— BEGIN EXERCISE DATA —

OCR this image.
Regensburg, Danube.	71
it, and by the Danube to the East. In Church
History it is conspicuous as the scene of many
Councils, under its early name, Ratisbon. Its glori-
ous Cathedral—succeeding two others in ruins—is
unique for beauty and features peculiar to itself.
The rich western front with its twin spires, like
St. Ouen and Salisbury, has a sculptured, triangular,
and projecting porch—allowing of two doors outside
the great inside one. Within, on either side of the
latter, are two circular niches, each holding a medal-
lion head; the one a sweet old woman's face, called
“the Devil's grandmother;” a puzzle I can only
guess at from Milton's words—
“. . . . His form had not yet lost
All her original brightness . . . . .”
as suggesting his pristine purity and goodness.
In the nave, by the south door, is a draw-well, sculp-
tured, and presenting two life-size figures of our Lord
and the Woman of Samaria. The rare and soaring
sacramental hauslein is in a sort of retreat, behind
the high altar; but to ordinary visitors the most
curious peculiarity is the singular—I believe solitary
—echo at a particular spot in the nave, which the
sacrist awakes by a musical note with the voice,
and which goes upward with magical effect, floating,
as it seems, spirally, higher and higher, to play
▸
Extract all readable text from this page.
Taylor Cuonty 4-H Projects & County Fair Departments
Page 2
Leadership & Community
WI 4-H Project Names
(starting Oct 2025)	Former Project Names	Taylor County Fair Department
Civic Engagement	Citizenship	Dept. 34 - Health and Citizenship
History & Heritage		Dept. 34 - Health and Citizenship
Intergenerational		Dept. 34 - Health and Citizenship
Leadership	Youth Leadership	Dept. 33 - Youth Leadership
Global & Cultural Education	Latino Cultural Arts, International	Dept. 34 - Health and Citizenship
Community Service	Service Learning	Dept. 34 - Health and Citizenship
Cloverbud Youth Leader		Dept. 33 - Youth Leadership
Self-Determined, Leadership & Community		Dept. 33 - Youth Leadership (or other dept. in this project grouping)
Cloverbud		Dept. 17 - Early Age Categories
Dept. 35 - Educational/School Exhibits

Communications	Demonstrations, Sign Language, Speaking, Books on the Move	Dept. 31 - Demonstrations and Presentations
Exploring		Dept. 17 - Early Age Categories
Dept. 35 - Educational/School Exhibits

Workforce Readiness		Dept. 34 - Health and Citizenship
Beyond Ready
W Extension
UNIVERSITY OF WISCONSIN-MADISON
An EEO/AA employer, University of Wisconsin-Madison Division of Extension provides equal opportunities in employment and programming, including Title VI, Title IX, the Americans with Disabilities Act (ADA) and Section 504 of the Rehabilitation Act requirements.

— END EXERCISE DATA —

(WORK TO COMPLETE): Search the entries for the word "Names" and copy every line that has it.

(COMPLETE OUTPUT):
WI 4-H Project Names
(starting Oct 2025)	Former Project Names	Taylor County Fair Department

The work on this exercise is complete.